Interdigitate - the interlocking arrangement of the aponeuroses from the anterior abdominal wall muscles in the midline.
Intraperitoneal organ – an organ that is surrounded by peritoneum and is typically suspended from the posterior abdominal wall by a peritoneal ligament of mesentery (double layer of mesentery).
Kidneys – a paired organ that is positioned along the posterior abdominal wall either side of the aorta. The kidneys are responsible for maintaining the acid-water balance of the body.
Large intestine – the portion of the gastrointestinal tract that is continuous with the ileum of the small intestines. It consists of the caecum, ascending colon, transverse colon, descending colon and sigmoid colon.
Lesser omentum – a double layer of peritoneum that passes from the lesser curvature of the stomach and duodenum to the liver. Comprised of the hepatogastric and hepatoduodenal ligaments.

Bounding box prediction data
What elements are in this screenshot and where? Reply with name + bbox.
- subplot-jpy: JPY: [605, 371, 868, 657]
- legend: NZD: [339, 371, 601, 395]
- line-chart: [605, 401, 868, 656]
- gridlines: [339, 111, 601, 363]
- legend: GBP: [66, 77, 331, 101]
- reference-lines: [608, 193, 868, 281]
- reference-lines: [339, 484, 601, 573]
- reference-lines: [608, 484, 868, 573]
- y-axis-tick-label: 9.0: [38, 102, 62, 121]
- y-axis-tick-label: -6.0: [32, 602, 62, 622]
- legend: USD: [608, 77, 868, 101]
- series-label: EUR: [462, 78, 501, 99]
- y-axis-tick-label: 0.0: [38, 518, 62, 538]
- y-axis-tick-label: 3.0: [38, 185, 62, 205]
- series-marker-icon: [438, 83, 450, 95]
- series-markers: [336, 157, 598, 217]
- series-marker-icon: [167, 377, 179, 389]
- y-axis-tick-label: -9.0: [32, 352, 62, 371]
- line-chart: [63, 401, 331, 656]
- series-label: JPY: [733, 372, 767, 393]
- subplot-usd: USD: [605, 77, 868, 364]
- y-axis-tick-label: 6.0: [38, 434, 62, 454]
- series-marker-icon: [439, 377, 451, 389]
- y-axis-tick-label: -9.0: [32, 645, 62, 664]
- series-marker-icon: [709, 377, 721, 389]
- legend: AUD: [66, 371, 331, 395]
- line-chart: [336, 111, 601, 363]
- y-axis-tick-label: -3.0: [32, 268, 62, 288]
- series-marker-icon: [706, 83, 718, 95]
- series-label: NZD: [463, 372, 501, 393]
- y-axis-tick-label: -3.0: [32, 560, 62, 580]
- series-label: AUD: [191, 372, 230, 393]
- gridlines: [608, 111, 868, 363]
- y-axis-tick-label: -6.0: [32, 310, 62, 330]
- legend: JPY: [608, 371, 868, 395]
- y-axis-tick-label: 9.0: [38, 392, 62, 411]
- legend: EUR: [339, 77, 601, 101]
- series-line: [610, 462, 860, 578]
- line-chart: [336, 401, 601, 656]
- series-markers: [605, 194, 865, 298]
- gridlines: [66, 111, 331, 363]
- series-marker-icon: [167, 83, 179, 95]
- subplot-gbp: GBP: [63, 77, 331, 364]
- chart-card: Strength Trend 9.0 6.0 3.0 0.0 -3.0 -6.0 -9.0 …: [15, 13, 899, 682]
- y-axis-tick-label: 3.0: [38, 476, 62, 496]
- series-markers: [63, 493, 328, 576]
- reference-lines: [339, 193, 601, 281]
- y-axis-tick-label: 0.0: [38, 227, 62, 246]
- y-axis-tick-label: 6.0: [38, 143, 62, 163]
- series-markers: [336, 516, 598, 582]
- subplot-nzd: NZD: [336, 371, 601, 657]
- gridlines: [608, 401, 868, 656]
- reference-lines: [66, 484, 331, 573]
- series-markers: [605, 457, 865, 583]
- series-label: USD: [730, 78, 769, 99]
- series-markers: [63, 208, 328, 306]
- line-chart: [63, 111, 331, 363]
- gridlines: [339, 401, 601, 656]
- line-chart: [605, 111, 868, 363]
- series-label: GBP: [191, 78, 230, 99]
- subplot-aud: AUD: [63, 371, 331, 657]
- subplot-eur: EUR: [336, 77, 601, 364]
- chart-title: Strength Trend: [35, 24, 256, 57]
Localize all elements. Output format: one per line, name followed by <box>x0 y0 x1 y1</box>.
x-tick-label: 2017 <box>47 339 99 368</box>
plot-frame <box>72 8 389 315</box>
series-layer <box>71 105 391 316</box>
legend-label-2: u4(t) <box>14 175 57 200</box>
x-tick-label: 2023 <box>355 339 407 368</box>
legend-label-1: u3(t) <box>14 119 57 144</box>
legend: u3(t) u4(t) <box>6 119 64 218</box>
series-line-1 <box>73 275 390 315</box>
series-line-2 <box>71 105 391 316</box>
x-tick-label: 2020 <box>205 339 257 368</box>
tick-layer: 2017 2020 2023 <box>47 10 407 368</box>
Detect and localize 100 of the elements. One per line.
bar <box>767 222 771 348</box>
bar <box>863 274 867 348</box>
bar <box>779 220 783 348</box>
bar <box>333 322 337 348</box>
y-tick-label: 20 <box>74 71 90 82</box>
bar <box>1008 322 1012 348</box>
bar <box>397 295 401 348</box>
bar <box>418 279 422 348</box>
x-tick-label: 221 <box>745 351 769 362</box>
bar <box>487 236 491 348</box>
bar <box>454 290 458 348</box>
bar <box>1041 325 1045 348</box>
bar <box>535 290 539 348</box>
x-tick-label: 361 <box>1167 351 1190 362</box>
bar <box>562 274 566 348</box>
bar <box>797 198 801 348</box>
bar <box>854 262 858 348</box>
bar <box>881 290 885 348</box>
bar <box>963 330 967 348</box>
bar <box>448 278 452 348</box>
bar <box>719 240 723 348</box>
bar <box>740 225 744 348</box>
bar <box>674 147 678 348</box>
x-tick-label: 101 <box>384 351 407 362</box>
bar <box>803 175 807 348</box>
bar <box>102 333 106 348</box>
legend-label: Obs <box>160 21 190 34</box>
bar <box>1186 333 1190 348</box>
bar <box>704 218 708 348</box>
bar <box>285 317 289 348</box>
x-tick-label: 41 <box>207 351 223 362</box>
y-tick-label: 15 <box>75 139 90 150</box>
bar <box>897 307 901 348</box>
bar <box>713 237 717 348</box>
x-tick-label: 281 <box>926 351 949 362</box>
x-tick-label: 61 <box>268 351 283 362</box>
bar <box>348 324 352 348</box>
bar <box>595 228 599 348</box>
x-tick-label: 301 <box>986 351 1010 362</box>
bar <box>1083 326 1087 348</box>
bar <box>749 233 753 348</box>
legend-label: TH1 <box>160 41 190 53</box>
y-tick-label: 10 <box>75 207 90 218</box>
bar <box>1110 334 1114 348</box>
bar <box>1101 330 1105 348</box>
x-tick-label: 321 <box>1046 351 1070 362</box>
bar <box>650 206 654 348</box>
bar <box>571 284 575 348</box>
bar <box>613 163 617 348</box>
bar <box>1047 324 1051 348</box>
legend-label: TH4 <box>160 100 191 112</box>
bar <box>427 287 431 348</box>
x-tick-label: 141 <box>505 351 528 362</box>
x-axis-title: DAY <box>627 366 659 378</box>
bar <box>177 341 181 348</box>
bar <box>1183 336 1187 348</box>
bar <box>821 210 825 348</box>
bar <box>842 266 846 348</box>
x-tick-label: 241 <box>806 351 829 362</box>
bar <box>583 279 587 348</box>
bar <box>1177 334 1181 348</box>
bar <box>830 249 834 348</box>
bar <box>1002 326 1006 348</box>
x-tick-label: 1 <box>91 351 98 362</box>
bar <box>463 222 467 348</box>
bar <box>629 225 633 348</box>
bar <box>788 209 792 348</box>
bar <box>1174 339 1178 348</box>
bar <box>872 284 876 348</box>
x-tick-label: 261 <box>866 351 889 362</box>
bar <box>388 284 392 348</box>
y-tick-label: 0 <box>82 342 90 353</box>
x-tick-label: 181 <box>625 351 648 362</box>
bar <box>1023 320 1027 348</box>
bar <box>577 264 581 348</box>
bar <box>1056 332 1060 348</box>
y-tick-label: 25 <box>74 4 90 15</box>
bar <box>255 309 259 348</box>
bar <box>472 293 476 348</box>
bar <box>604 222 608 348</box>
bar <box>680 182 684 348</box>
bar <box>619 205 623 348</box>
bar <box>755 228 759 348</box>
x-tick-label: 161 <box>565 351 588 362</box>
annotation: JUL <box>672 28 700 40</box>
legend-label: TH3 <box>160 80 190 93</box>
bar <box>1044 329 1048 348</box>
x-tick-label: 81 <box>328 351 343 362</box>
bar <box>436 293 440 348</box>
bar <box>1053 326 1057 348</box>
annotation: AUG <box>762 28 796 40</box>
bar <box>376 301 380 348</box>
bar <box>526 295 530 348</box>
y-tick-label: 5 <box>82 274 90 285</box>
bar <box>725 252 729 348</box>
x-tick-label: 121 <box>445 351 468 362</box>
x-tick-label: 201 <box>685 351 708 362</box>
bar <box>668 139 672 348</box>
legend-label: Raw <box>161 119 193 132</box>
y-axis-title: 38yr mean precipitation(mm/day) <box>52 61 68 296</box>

| Tasks |
A) Answer these questions from the glossary:
(i) What five parts make up the large intestine?
(ii) Which two ligaments make up the lesser omentum?
(iii) Where along the body are the kidneys positioned?
B) Change "surrounded" to "enclosed" in the glossary and write out the passage that begins at the words "Intraperitoneal organ –" and stops after "layer of mesentery).".
C) Does each statement agree with the glossary? Answer yes or no, and quote the deciding words.
(i) The lesser omentum passes from the greater curvature of the stomach to the liver.
(ii) The large intestine is continuous with the ileum.
(iii) Interdigitate refers to an arrangement of aponeuroses in the midline.
The listing has no connection to the glossary.

| Answers for the tasks |
A)
(i) The caecum, ascending colon, transverse colon, descending colon and sigmoid colon.
(ii) The hepatogastric and hepatoduodenal ligaments.
(iii) Along the posterior abdominal wall, either side of the aorta.

B)
Intraperitoneal organ – an organ that is enclosed by peritoneum and is typically suspended from the posterior abdominal wall by a peritoneal ligament of mesentery (double layer of mesentery).

C)
(i) No: "passes from the lesser curvature of the stomach and duodenum to the liver"
(ii) Yes: "continuous with the ileum of the small intestines"
(iii) Yes: "the interlocking arrangement of the aponeuroses from the anterior abdominal wall muscles in the midline"